Below are the records; locate each line with the word "being" and copy it.

** START OF Dataset excerpts **

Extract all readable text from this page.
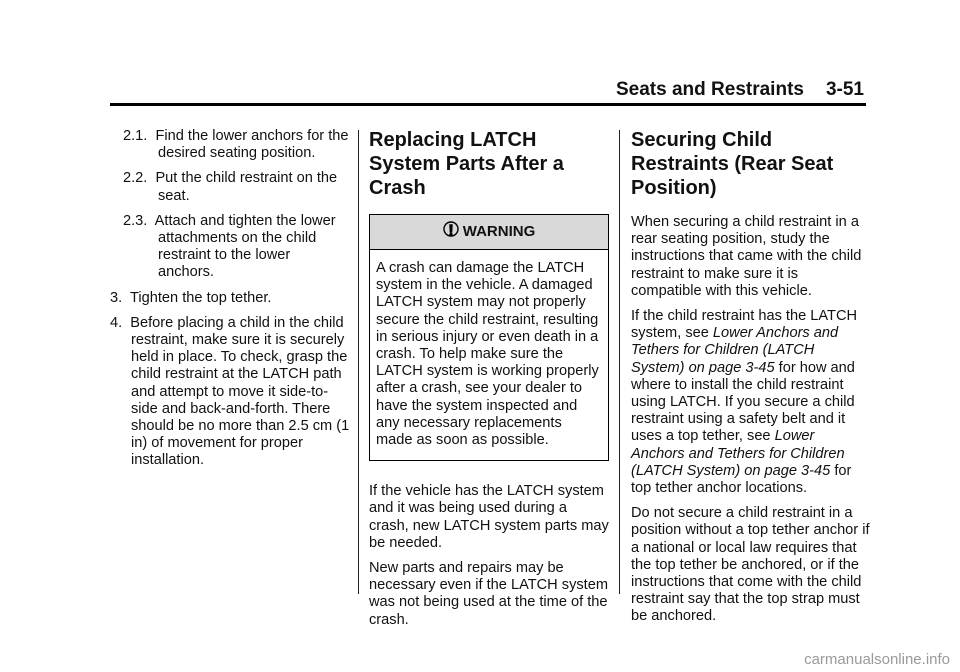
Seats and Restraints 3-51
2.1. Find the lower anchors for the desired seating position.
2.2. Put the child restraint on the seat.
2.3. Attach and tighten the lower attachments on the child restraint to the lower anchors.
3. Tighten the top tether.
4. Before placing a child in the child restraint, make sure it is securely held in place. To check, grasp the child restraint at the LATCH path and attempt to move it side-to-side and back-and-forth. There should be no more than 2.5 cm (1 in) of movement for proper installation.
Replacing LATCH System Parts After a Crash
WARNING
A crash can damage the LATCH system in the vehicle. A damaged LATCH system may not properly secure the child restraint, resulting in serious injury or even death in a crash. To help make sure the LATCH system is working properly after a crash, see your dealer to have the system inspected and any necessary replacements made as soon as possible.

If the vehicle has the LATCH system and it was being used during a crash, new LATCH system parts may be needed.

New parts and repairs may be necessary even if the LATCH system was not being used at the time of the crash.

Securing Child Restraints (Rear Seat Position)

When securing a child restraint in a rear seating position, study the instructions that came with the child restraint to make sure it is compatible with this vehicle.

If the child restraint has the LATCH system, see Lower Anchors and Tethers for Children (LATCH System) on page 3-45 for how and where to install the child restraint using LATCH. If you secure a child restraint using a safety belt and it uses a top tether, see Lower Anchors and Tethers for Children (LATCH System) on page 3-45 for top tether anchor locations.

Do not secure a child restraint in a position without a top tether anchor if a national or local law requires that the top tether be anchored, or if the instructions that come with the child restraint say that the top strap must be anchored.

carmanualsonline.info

** END OF Dataset excerpts **

● Answer for the task
If the vehicle has the LATCH system and it was being used during a crash, new LATCH system parts may be needed.
New parts and repairs may be necessary even if the LATCH system was not being used at the time of the crash.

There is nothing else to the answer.